Figure collection entries:
____
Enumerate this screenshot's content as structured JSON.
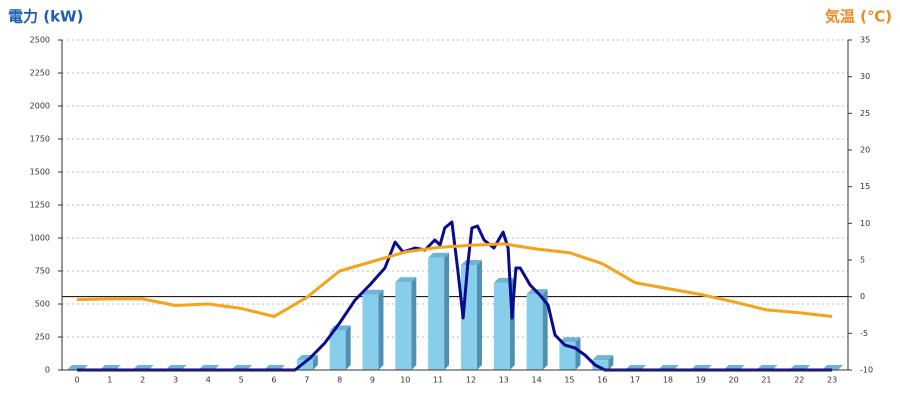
{
  "chart_data": {
    "type": "bar",
    "title_left": "電力 (kW)",
    "title_right": "気温 (℃)",
    "categories": [
      "0",
      "1",
      "2",
      "3",
      "4",
      "5",
      "6",
      "7",
      "8",
      "9",
      "10",
      "11",
      "12",
      "13",
      "14",
      "15",
      "16",
      "17",
      "18",
      "19",
      "20",
      "21",
      "22",
      "23"
    ],
    "ylim": [
      0,
      2500
    ],
    "yticks": [
      0,
      250,
      500,
      750,
      1000,
      1250,
      1500,
      1750,
      2000,
      2250,
      2500
    ],
    "y2lim": [
      -10,
      35
    ],
    "y2ticks": [
      -10,
      -5,
      0,
      5,
      10,
      15,
      20,
      25,
      30,
      35
    ],
    "grid": true,
    "zero_line_y2": 0,
    "series": [
      {
        "type": "bar",
        "color": "#87ceeb",
        "values": [
          0,
          0,
          0,
          0,
          0,
          0,
          0,
          76,
          300,
          570,
          665,
          850,
          795,
          660,
          575,
          210,
          75,
          0,
          0,
          0,
          0,
          0,
          0,
          0
        ]
      },
      {
        "type": "line",
        "color": "#0a0a8c",
        "x": [
          0,
          6.64,
          7.1,
          7.55,
          8.0,
          8.47,
          8.92,
          9.38,
          9.69,
          9.93,
          10.3,
          10.6,
          10.9,
          11.06,
          11.2,
          11.42,
          11.6,
          11.76,
          11.9,
          12.03,
          12.2,
          12.4,
          12.7,
          12.98,
          13.13,
          13.25,
          13.37,
          13.5,
          13.8,
          14.1,
          14.35,
          14.56,
          14.86,
          15.17,
          15.47,
          15.78,
          16.08,
          23
        ],
        "values": [
          0,
          0,
          91,
          205,
          356,
          530,
          644,
          773,
          970,
          894,
          924,
          909,
          985,
          947,
          1076,
          1121,
          758,
          394,
          795,
          1076,
          1091,
          985,
          924,
          1045,
          924,
          394,
          773,
          773,
          644,
          568,
          492,
          265,
          189,
          167,
          114,
          38,
          0,
          0
        ]
      },
      {
        "type": "line",
        "axis": "y2",
        "color": "#f5a31a",
        "values": [
          -0.4,
          -0.3,
          -0.3,
          -1.2,
          -1.0,
          -1.6,
          -2.7,
          -0.1,
          3.5,
          4.8,
          6.1,
          6.7,
          7.0,
          7.2,
          6.5,
          6.0,
          4.5,
          1.9,
          1.1,
          0.3,
          -0.7,
          -1.8,
          -2.2,
          -2.7
        ]
      }
    ]
  }
}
____
**Challenge**
Repeat each entry exactly. Pictures do not belong in the copy.

**Expected answer**
Enumerate this screenshot's content as structured JSON.
{
  "chart_data": {
    "type": "bar",
    "title_left": "電力 (kW)",
    "title_right": "気温 (℃)",
    "categories": [
      "0",
      "1",
      "2",
      "3",
      "4",
      "5",
      "6",
      "7",
      "8",
      "9",
      "10",
      "11",
      "12",
      "13",
      "14",
      "15",
      "16",
      "17",
      "18",
      "19",
      "20",
      "21",
      "22",
      "23"
    ],
    "ylim": [
      0,
      2500
    ],
    "yticks": [
      0,
      250,
      500,
      750,
      1000,
      1250,
      1500,
      1750,
      2000,
      2250,
      2500
    ],
    "y2lim": [
      -10,
      35
    ],
    "y2ticks": [
      -10,
      -5,
      0,
      5,
      10,
      15,
      20,
      25,
      30,
      35
    ],
    "grid": true,
    "zero_line_y2": 0,
    "series": [
      {
        "type": "bar",
        "color": "#87ceeb",
        "values": [
          0,
          0,
          0,
          0,
          0,
          0,
          0,
          76,
          300,
          570,
          665,
          850,
          795,
          660,
          575,
          210,
          75,
          0,
          0,
          0,
          0,
          0,
          0,
          0
        ]
      },
      {
        "type": "line",
        "color": "#0a0a8c",
        "x": [
          0,
          6.64,
          7.1,
          7.55,
          8.0,
          8.47,
          8.92,
          9.38,
          9.69,
          9.93,
          10.3,
          10.6,
          10.9,
          11.06,
          11.2,
          11.42,
          11.6,
          11.76,
          11.9,
          12.03,
          12.2,
          12.4,
          12.7,
          12.98,
          13.13,
          13.25,
          13.37,
          13.5,
          13.8,
          14.1,
          14.35,
          14.56,
          14.86,
          15.17,
          15.47,
          15.78,
          16.08,
          23
        ],
        "values": [
          0,
          0,
          91,
          205,
          356,
          530,
          644,
          773,
          970,
          894,
          924,
          909,
          985,
          947,
          1076,
          1121,
          758,
          394,
          795,
          1076,
          1091,
          985,
          924,
          1045,
          924,
          394,
          773,
          773,
          644,
          568,
          492,
          265,
          189,
          167,
          114,
          38,
          0,
          0
        ]
      },
      {
        "type": "line",
        "axis": "y2",
        "color": "#f5a31a",
        "values": [
          -0.4,
          -0.3,
          -0.3,
          -1.2,
          -1.0,
          -1.6,
          -2.7,
          -0.1,
          3.5,
          4.8,
          6.1,
          6.7,
          7.0,
          7.2,
          6.5,
          6.0,
          4.5,
          1.9,
          1.1,
          0.3,
          -0.7,
          -1.8,
          -2.2,
          -2.7
        ]
      }
    ]
  }
}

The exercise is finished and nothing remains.